# CONSIGNE DE TRAVAIL 1:
Recopiez mot pour mot le passage de l'article ci-dessous sur les araignées et le bruit urbain, de « Ils ont découvert » à « et des partenaires. ».
# CONSIGNE DE TRAVAIL 2:
Reprenez l'article ci-dessous sur les araignées et le bruit urbain à la suite de sa dernière phrase.

# EXTRAIT DU DOCUMENT:
**********
La vie en ville, c’est souvent le brouhaha permanent : circulation, sirènes, climatiseurs et l’agitation ambiante font partie du quotidien. Alors que ces nuisances nous embêtent, une nouvelle étude nous montre qu’elles influencent aussi certaines araignées. Publiée dans la revue Current Biology, la recherche révèle que ces bestioles réagissent au vacarme de façon étonnamment proche de celle des humains.
Adaptation face au tumulte urbain
Les scientifiques se sont penchés sur des araignées habitant tantôt la campagne, tantôt la ville. Ils ont étudié l’espèce Agelenopsis pennsylvanica — surnommée “Pennsylvania grass spider” — bien présente en Amérique du Nord. Ces araignées, de la taille d’une pièce de vingt-cinq cents, sont reconnues pour leurs toiles en forme d’entonnoir non collantes. Pour l’étude, les chercheurs ont récolté des spécimens dans divers milieux et les ont exposés à différents niveaux sonores pendant quatre jours.
Ils ont découvert que les araignées urbaines fabriquent des toiles qui atténuent les vibrations, alors que celles des milieux ruraux amplifient ces vibrations. Autrement dit, la toile citadine transmet moins les vibrations à l’araignée, tandis que celle des zones rurales se montre plus réactive aux mouvements, facilitant ainsi la détection des proies et des partenaires.
Méthode et résultats en détail
Pour réaliser l’expérience, les chercheurs ont mis en place un schéma en 2 × 2, en combinant des sites de collecte (rural et urbain) et des conditions sonores (calme et bruyant). Les conclusions montrent qu’en présence de vibrations marquées, les toiles rurales retiennent davantage d’énergie sur une plage de fréquences étroite (350–600 Hz), tandis que celles d’en ville dissipent plus d’énergie dans des vibrations de proximité, sur une gamme plus étendue (300–1 000 Hz).
**********
# MATÉRIEL FOURNI:
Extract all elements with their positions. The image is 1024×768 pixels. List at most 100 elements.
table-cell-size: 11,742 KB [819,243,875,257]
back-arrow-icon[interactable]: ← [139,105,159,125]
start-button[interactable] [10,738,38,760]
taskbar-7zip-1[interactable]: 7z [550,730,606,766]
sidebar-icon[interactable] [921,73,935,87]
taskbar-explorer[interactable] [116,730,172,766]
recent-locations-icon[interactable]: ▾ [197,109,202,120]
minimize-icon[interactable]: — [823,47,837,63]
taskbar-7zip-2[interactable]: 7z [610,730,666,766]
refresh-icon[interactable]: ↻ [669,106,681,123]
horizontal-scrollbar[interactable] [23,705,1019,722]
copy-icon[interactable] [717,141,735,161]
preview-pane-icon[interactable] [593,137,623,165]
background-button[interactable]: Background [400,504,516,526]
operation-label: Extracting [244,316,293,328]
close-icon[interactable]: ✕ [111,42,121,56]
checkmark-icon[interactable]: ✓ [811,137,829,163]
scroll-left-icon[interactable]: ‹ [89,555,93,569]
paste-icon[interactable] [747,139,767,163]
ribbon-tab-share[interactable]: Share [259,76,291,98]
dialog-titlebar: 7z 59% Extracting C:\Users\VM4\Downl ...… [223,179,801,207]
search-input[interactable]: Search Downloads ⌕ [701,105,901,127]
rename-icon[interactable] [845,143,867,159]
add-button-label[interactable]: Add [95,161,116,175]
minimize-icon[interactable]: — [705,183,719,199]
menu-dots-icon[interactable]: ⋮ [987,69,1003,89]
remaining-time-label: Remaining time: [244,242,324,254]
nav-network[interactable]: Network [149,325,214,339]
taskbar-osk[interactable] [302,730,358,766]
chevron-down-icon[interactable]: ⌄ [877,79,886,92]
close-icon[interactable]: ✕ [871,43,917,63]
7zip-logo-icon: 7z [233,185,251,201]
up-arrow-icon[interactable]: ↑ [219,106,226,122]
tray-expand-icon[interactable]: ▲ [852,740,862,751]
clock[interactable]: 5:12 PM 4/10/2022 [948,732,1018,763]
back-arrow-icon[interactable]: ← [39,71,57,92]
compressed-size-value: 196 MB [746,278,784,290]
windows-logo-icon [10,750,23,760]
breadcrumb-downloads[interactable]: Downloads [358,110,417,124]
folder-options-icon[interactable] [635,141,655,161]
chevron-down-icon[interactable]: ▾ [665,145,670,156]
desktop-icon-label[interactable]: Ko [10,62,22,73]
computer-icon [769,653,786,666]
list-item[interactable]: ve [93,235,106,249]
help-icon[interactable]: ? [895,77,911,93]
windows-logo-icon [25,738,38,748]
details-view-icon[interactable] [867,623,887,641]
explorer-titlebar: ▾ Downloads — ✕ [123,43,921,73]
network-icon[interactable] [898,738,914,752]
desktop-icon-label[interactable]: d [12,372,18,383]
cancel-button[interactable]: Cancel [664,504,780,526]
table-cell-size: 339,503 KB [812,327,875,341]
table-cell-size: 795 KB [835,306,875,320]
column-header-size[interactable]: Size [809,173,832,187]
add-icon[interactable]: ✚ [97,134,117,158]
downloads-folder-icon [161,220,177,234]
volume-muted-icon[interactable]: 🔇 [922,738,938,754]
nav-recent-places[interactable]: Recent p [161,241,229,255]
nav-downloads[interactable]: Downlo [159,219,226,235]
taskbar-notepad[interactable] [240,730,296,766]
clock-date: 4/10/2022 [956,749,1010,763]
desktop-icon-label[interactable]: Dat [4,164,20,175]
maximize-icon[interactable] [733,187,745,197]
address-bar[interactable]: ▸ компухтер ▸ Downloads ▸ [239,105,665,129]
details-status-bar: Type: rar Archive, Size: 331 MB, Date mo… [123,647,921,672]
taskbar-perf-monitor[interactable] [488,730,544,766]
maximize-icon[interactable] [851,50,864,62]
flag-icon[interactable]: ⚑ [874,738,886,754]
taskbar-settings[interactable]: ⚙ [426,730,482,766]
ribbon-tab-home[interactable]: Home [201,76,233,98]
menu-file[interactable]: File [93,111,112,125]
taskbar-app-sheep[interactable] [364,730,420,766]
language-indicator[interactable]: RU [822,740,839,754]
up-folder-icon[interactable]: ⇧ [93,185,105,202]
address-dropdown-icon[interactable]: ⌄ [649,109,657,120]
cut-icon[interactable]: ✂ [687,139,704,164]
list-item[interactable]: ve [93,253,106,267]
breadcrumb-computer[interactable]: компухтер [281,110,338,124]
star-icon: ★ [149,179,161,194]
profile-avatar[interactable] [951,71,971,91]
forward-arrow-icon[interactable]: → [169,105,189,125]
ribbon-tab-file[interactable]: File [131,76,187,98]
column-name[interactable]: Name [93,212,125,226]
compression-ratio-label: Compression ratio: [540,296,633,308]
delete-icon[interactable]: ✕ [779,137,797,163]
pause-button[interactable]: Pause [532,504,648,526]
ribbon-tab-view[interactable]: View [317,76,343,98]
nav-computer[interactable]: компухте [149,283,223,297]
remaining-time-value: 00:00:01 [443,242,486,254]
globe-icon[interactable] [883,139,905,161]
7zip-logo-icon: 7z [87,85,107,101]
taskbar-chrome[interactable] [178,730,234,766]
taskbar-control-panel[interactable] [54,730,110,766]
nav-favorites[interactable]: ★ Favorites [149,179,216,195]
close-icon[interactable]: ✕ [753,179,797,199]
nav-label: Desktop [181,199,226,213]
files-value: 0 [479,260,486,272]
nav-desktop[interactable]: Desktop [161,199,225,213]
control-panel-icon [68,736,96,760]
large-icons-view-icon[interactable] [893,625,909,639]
**********
# ZONE DE RÉPONSE 1:
Ils ont découvert que les araignées urbaines fabriquent des toiles qui atténuent les vibrations, alors que celles des milieux ruraux amplifient ces vibrations. Autrement dit, la toile citadine transmet moins les vibrations à l’araignée, tandis que celle des zones rurales se montre plus réactive aux mouvements, facilitant ainsi la détection des proies et des partenaires.

# ZONE DE RÉPONSE 2:
Brandi Pessman, biologiste à l’Université du Nebraska-Lincoln, explique : « Les araignées urbaines et rurales réagissent différemment quand elles se retrouvent dans un environnement bruyant » (Unl), précisant qu’elles dépendent largement des vibrations pour repérer leurs proies. Beth Mortimer, biologiste à l’Université d’Oxford, ajoute quant à elle que le sens des vibrations est souvent sous-estimé dans le règne animal.
Conséquences écologiques et recherches à venir
Ces résultats posent plusieurs questions sur la manière dont ces araignées ajustent leurs toiles pour se protéger du brouhaha ambiant. Les chercheurs envisagent d’approfondir leurs investigations grâce à des enregistrements vidéo et à l’analyse par logiciel de suivi. Ils soupçonnent en effet que ces adaptations pourraient être liées au placement stratégique des points d’ancrage ou à la tension exercée sur la soie.
Cette étude arrive à un moment où le bruit lié aux activités humaines perturbe la transmission d’informations indispensables pour la survie animale, rappelons qu’en 2017, il avait été démontré que le vacarme près des compresseurs de gaz naturel réduisait les populations d’insectes, araignées comprises. L’année dernière, on a même tenté d’utiliser des toiles d’araignée comme microphones sensibles.
Les répercussions sur l’environnement ne sont pas négligeables : si les araignées urbaines se privent de certaines vibrations susceptibles de les aider à repérer proies et partenaires, cela pourrait bien modifier leur manière de vivre et se reproduire.